(Dataset items)
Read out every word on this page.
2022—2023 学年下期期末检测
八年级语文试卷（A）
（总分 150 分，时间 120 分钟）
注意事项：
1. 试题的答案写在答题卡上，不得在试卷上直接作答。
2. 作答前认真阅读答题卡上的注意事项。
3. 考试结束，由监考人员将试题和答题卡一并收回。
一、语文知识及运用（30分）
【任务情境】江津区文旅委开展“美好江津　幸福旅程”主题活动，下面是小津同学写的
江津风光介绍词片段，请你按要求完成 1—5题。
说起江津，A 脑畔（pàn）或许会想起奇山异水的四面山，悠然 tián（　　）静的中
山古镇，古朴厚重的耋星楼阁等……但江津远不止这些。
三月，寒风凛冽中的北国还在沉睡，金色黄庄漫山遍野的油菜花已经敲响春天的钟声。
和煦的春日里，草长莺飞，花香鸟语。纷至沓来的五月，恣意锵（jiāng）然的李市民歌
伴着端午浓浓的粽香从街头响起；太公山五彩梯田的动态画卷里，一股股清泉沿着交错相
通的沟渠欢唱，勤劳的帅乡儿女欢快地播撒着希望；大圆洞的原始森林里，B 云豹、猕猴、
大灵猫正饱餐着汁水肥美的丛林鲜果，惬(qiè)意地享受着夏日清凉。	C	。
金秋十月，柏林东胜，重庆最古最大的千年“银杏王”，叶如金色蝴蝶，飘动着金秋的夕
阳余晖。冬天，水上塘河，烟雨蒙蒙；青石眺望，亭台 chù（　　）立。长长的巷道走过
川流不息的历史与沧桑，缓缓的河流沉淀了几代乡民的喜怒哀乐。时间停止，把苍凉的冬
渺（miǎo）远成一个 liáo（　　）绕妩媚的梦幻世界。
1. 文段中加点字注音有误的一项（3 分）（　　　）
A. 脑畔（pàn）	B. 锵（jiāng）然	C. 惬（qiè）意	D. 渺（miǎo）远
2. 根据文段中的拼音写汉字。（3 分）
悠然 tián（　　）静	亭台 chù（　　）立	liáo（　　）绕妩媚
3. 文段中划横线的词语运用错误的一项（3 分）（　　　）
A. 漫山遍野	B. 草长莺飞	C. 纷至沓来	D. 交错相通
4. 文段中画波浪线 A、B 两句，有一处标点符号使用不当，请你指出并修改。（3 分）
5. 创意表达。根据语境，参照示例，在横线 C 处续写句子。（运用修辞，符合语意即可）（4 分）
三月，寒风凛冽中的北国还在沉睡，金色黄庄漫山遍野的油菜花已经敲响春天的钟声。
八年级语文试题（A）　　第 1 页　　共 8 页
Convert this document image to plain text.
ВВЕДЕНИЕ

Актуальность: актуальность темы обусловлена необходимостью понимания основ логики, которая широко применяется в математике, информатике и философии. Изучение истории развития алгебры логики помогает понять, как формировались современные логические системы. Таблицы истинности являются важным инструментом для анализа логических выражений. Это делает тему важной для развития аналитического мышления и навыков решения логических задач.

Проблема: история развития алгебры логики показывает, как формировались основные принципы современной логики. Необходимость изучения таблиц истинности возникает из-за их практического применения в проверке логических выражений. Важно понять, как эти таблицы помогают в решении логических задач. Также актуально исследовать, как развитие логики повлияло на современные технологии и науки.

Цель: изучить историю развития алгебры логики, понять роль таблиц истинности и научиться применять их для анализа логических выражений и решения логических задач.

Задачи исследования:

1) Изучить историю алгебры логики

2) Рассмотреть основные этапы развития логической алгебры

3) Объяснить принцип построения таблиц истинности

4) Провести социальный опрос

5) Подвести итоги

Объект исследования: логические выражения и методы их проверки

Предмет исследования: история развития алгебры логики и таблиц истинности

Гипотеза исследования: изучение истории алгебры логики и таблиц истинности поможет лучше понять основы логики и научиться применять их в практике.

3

▶ _AIM_: In the lines above, locate the string "tián". Copy every line where it occurs.

▶ _REPLY TO THE TASK_:
说起江津，A 脑畔（pàn）或许会想起奇山异水的四面山，悠然 tián（　　）静的中
悠然 tián（　　）静	亭台 chù（　　）立	liáo（　　）绕妩媚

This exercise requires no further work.